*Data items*
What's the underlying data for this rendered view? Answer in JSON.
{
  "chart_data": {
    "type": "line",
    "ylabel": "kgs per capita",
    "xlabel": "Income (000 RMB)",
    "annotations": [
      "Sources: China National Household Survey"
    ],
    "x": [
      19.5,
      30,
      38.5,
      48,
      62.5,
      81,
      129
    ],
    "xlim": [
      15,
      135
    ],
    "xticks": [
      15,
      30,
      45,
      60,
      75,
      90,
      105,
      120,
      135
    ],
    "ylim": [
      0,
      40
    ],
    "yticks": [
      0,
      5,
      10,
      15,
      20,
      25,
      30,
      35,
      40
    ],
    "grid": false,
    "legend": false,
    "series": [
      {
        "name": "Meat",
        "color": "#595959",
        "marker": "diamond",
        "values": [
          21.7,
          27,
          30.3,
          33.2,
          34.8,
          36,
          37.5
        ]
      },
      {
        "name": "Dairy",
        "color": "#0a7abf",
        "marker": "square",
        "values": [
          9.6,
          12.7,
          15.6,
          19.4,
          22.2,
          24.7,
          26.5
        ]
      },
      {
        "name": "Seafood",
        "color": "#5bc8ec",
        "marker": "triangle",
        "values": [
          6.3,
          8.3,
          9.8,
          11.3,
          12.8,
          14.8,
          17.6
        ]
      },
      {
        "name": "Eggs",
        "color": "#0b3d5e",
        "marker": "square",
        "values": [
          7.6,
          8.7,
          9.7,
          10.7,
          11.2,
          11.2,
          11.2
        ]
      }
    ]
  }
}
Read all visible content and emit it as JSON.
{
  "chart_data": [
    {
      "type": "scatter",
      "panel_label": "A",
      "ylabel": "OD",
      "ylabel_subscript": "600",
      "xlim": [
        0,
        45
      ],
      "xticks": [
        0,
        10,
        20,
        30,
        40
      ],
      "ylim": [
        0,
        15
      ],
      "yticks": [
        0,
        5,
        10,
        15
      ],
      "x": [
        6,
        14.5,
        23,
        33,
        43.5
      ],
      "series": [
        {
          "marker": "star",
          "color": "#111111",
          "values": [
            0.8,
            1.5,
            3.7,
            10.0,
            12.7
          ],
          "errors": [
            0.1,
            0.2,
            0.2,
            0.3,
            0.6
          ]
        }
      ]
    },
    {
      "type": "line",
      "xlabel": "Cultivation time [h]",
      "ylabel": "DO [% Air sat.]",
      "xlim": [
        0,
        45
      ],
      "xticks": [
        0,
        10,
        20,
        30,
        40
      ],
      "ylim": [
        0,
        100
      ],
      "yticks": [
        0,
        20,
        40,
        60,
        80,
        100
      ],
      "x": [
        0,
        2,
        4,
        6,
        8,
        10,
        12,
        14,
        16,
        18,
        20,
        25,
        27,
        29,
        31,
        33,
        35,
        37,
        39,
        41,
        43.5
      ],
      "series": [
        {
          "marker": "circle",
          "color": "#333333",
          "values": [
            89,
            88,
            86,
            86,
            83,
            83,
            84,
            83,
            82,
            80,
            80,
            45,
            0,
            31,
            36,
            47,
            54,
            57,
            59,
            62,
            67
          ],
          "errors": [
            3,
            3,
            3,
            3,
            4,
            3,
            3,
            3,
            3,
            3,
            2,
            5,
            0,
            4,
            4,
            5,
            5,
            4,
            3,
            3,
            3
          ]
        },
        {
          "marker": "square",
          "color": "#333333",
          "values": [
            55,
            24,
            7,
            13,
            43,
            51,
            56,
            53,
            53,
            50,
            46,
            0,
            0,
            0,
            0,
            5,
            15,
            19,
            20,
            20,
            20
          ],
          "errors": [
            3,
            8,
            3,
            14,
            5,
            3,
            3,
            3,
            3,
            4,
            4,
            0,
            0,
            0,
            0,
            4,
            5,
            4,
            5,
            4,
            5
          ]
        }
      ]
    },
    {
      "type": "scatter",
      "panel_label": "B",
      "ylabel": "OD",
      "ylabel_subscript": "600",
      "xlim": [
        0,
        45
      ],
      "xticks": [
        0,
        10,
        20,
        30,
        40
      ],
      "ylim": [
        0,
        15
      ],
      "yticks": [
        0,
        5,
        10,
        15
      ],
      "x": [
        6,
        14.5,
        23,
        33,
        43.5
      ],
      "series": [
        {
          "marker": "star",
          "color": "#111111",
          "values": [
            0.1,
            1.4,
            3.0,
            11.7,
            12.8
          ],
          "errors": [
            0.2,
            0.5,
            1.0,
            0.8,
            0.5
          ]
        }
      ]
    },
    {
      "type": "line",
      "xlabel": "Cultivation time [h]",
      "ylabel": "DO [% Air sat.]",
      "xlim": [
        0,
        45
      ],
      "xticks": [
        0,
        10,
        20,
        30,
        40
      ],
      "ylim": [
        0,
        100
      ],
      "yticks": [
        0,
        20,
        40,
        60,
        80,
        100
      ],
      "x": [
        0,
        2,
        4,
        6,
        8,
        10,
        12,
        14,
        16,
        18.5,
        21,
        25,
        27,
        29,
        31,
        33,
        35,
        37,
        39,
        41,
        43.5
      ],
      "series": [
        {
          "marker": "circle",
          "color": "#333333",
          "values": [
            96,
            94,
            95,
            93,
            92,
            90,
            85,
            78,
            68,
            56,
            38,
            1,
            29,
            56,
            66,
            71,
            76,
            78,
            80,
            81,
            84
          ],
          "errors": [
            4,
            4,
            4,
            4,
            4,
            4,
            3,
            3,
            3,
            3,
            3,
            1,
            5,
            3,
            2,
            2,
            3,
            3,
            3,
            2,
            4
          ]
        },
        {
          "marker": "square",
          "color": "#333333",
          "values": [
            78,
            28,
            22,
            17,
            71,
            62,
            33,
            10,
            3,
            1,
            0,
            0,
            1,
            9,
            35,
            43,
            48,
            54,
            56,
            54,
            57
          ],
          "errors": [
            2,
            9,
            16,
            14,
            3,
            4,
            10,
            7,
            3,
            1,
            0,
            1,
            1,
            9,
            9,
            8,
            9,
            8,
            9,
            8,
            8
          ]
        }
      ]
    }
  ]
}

*YOUR OBJECTIVE*
Restate the listing above word for word.

*TASK OUTPUT*
What's the underlying data for this rendered view? Answer in JSON.
{
  "chart_data": {
    "type": "line",
    "ylabel": "kgs per capita",
    "xlabel": "Income (000 RMB)",
    "annotations": [
      "Sources: China National Household Survey"
    ],
    "x": [
      19.5,
      30,
      38.5,
      48,
      62.5,
      81,
      129
    ],
    "xlim": [
      15,
      135
    ],
    "xticks": [
      15,
      30,
      45,
      60,
      75,
      90,
      105,
      120,
      135
    ],
    "ylim": [
      0,
      40
    ],
    "yticks": [
      0,
      5,
      10,
      15,
      20,
      25,
      30,
      35,
      40
    ],
    "grid": false,
    "legend": false,
    "series": [
      {
        "name": "Meat",
        "color": "#595959",
        "marker": "diamond",
        "values": [
          21.7,
          27,
          30.3,
          33.2,
          34.8,
          36,
          37.5
        ]
      },
      {
        "name": "Dairy",
        "color": "#0a7abf",
        "marker": "square",
        "values": [
          9.6,
          12.7,
          15.6,
          19.4,
          22.2,
          24.7,
          26.5
        ]
      },
      {
        "name": "Seafood",
        "color": "#5bc8ec",
        "marker": "triangle",
        "values": [
          6.3,
          8.3,
          9.8,
          11.3,
          12.8,
          14.8,
          17.6
        ]
      },
      {
        "name": "Eggs",
        "color": "#0b3d5e",
        "marker": "square",
        "values": [
          7.6,
          8.7,
          9.7,
          10.7,
          11.2,
          11.2,
          11.2
        ]
      }
    ]
  }
}
Read all visible content and emit it as JSON.
{
  "chart_data": [
    {
      "type": "scatter",
      "panel_label": "A",
      "ylabel": "OD",
      "ylabel_subscript": "600",
      "xlim": [
        0,
        45
      ],
      "xticks": [
        0,
        10,
        20,
        30,
        40
      ],
      "ylim": [
        0,
        15
      ],
      "yticks": [
        0,
        5,
        10,
        15
      ],
      "x": [
        6,
        14.5,
        23,
        33,
        43.5
      ],
      "series": [
        {
          "marker": "star",
          "color": "#111111",
          "values": [
            0.8,
            1.5,
            3.7,
            10.0,
            12.7
          ],
          "errors": [
            0.1,
            0.2,
            0.2,
            0.3,
            0.6
          ]
        }
      ]
    },
    {
      "type": "line",
      "xlabel": "Cultivation time [h]",
      "ylabel": "DO [% Air sat.]",
      "xlim": [
        0,
        45
      ],
      "xticks": [
        0,
        10,
        20,
        30,
        40
      ],
      "ylim": [
        0,
        100
      ],
      "yticks": [
        0,
        20,
        40,
        60,
        80,
        100
      ],
      "x": [
        0,
        2,
        4,
        6,
        8,
        10,
        12,
        14,
        16,
        18,
        20,
        25,
        27,
        29,
        31,
        33,
        35,
        37,
        39,
        41,
        43.5
      ],
      "series": [
        {
          "marker": "circle",
          "color": "#333333",
          "values": [
            89,
            88,
            86,
            86,
            83,
            83,
            84,
            83,
            82,
            80,
            80,
            45,
            0,
            31,
            36,
            47,
            54,
            57,
            59,
            62,
            67
          ],
          "errors": [
            3,
            3,
            3,
            3,
            4,
            3,
            3,
            3,
            3,
            3,
            2,
            5,
            0,
            4,
            4,
            5,
            5,
            4,
            3,
            3,
            3
          ]
        },
        {
          "marker": "square",
          "color": "#333333",
          "values": [
            55,
            24,
            7,
            13,
            43,
            51,
            56,
            53,
            53,
            50,
            46,
            0,
            0,
            0,
            0,
            5,
            15,
            19,
            20,
            20,
            20
          ],
          "errors": [
            3,
            8,
            3,
            14,
            5,
            3,
            3,
            3,
            3,
            4,
            4,
            0,
            0,
            0,
            0,
            4,
            5,
            4,
            5,
            4,
            5
          ]
        }
      ]
    },
    {
      "type": "scatter",
      "panel_label": "B",
      "ylabel": "OD",
      "ylabel_subscript": "600",
      "xlim": [
        0,
        45
      ],
      "xticks": [
        0,
        10,
        20,
        30,
        40
      ],
      "ylim": [
        0,
        15
      ],
      "yticks": [
        0,
        5,
        10,
        15
      ],
      "x": [
        6,
        14.5,
        23,
        33,
        43.5
      ],
      "series": [
        {
          "marker": "star",
          "color": "#111111",
          "values": [
            0.1,
            1.4,
            3.0,
            11.7,
            12.8
          ],
          "errors": [
            0.2,
            0.5,
            1.0,
            0.8,
            0.5
          ]
        }
      ]
    },
    {
      "type": "line",
      "xlabel": "Cultivation time [h]",
      "ylabel": "DO [% Air sat.]",
      "xlim": [
        0,
        45
      ],
      "xticks": [
        0,
        10,
        20,
        30,
        40
      ],
      "ylim": [
        0,
        100
      ],
      "yticks": [
        0,
        20,
        40,
        60,
        80,
        100
      ],
      "x": [
        0,
        2,
        4,
        6,
        8,
        10,
        12,
        14,
        16,
        18.5,
        21,
        25,
        27,
        29,
        31,
        33,
        35,
        37,
        39,
        41,
        43.5
      ],
      "series": [
        {
          "marker": "circle",
          "color": "#333333",
          "values": [
            96,
            94,
            95,
            93,
            92,
            90,
            85,
            78,
            68,
            56,
            38,
            1,
            29,
            56,
            66,
            71,
            76,
            78,
            80,
            81,
            84
          ],
          "errors": [
            4,
            4,
            4,
            4,
            4,
            4,
            3,
            3,
            3,
            3,
            3,
            1,
            5,
            3,
            2,
            2,
            3,
            3,
            3,
            2,
            4
          ]
        },
        {
          "marker": "square",
          "color": "#333333",
          "values": [
            78,
            28,
            22,
            17,
            71,
            62,
            33,
            10,
            3,
            1,
            0,
            0,
            1,
            9,
            35,
            43,
            48,
            54,
            56,
            54,
            57
          ],
          "errors": [
            2,
            9,
            16,
            14,
            3,
            4,
            10,
            7,
            3,
            1,
            0,
            1,
            1,
            9,
            9,
            8,
            9,
            8,
            9,
            8,
            8
          ]
        }
      ]
    }
  ]
}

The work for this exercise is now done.